(Data entries)
* * * * * * *

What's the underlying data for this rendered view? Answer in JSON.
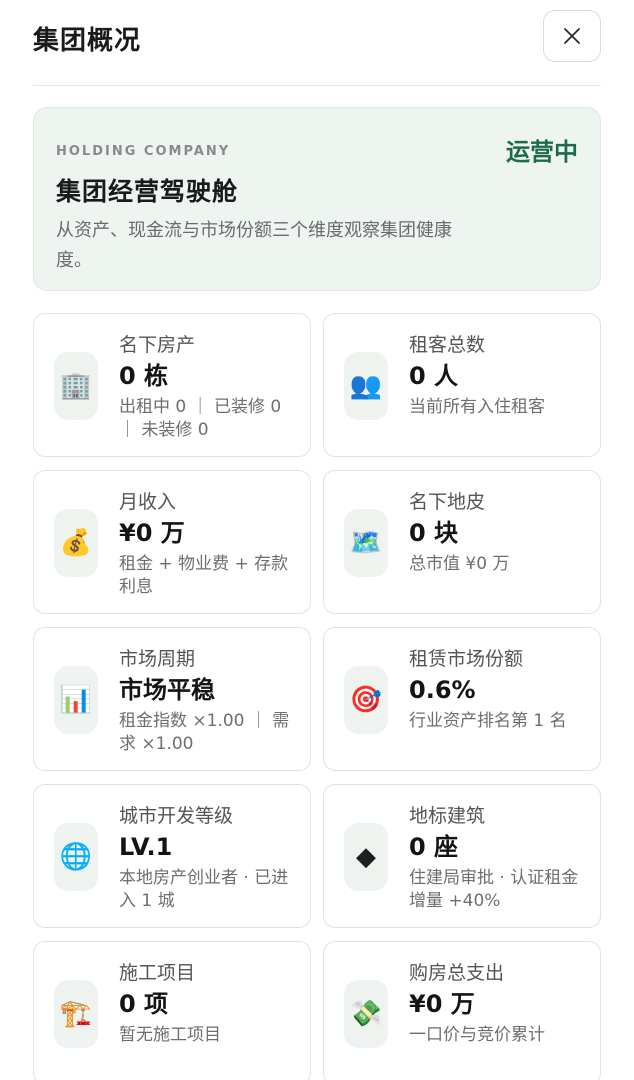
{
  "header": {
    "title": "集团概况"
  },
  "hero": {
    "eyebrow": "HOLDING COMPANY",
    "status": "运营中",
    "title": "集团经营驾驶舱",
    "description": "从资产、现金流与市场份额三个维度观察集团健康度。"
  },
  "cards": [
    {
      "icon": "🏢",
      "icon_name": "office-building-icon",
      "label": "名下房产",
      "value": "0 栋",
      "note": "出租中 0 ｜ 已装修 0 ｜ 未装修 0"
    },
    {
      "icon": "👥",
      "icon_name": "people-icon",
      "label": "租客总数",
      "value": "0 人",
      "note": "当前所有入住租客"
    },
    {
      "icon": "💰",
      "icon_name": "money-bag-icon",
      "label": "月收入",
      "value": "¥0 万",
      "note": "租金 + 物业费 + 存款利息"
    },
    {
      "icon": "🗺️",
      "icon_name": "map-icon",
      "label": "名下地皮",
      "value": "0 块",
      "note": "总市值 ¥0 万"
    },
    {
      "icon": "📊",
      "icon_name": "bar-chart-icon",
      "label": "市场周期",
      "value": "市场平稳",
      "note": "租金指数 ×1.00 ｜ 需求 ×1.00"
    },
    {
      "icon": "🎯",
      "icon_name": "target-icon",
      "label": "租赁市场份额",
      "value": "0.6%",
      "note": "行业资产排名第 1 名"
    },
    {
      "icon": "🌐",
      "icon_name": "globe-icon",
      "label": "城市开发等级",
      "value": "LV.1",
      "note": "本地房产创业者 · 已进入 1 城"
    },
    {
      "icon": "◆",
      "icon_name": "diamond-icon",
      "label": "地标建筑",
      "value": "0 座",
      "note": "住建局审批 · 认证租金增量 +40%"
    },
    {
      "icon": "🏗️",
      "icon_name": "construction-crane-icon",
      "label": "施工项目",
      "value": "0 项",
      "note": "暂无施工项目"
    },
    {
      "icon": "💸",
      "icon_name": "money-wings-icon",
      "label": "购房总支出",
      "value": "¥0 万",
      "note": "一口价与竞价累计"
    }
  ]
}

* * * * * * *

Output the full set of records above without changing a word, and drop the images.

What's the underlying data for this rendered view? Answer in JSON.
{
  "header": {
    "title": "集团概况"
  },
  "hero": {
    "eyebrow": "HOLDING COMPANY",
    "status": "运营中",
    "title": "集团经营驾驶舱",
    "description": "从资产、现金流与市场份额三个维度观察集团健康度。"
  },
  "cards": [
    {
      "icon": "🏢",
      "icon_name": "office-building-icon",
      "label": "名下房产",
      "value": "0 栋",
      "note": "出租中 0 ｜ 已装修 0 ｜ 未装修 0"
    },
    {
      "icon": "👥",
      "icon_name": "people-icon",
      "label": "租客总数",
      "value": "0 人",
      "note": "当前所有入住租客"
    },
    {
      "icon": "💰",
      "icon_name": "money-bag-icon",
      "label": "月收入",
      "value": "¥0 万",
      "note": "租金 + 物业费 + 存款利息"
    },
    {
      "icon": "🗺️",
      "icon_name": "map-icon",
      "label": "名下地皮",
      "value": "0 块",
      "note": "总市值 ¥0 万"
    },
    {
      "icon": "📊",
      "icon_name": "bar-chart-icon",
      "label": "市场周期",
      "value": "市场平稳",
      "note": "租金指数 ×1.00 ｜ 需求 ×1.00"
    },
    {
      "icon": "🎯",
      "icon_name": "target-icon",
      "label": "租赁市场份额",
      "value": "0.6%",
      "note": "行业资产排名第 1 名"
    },
    {
      "icon": "🌐",
      "icon_name": "globe-icon",
      "label": "城市开发等级",
      "value": "LV.1",
      "note": "本地房产创业者 · 已进入 1 城"
    },
    {
      "icon": "◆",
      "icon_name": "diamond-icon",
      "label": "地标建筑",
      "value": "0 座",
      "note": "住建局审批 · 认证租金增量 +40%"
    },
    {
      "icon": "🏗️",
      "icon_name": "construction-crane-icon",
      "label": "施工项目",
      "value": "0 项",
      "note": "暂无施工项目"
    },
    {
      "icon": "💸",
      "icon_name": "money-wings-icon",
      "label": "购房总支出",
      "value": "¥0 万",
      "note": "一口价与竞价累计"
    }
  ]
}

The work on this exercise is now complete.